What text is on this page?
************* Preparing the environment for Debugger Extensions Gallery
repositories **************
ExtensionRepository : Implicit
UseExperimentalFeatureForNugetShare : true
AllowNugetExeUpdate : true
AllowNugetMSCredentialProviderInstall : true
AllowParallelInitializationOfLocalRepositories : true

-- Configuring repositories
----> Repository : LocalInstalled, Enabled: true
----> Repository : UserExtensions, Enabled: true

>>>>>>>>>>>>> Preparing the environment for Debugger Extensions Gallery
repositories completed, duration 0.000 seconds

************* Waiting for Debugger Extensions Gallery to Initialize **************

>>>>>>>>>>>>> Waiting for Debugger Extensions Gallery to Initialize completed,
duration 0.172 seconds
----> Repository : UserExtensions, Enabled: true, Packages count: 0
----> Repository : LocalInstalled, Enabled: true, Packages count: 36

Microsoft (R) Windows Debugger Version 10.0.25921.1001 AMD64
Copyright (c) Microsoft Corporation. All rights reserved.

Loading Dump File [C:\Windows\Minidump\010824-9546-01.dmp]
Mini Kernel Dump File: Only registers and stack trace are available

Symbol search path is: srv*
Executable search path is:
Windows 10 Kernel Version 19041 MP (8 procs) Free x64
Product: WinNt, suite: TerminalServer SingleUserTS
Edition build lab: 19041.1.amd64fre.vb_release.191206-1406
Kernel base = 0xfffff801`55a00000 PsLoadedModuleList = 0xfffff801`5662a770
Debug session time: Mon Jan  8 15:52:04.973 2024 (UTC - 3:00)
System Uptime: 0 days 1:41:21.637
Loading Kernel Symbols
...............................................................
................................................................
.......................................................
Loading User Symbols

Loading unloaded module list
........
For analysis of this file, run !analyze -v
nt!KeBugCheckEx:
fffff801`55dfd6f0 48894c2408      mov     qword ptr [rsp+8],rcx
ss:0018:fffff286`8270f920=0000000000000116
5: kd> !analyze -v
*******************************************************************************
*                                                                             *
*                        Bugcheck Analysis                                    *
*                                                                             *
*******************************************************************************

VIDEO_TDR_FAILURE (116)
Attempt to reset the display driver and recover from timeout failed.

========================================================================

- Work required -
Scan the records above for the string "completed", then select every line that holds it.

- Solution to this task -
repositories completed, duration 0.000 seconds
>>>>>>>>>>>>> Waiting for Debugger Extensions Gallery to Initialize completed,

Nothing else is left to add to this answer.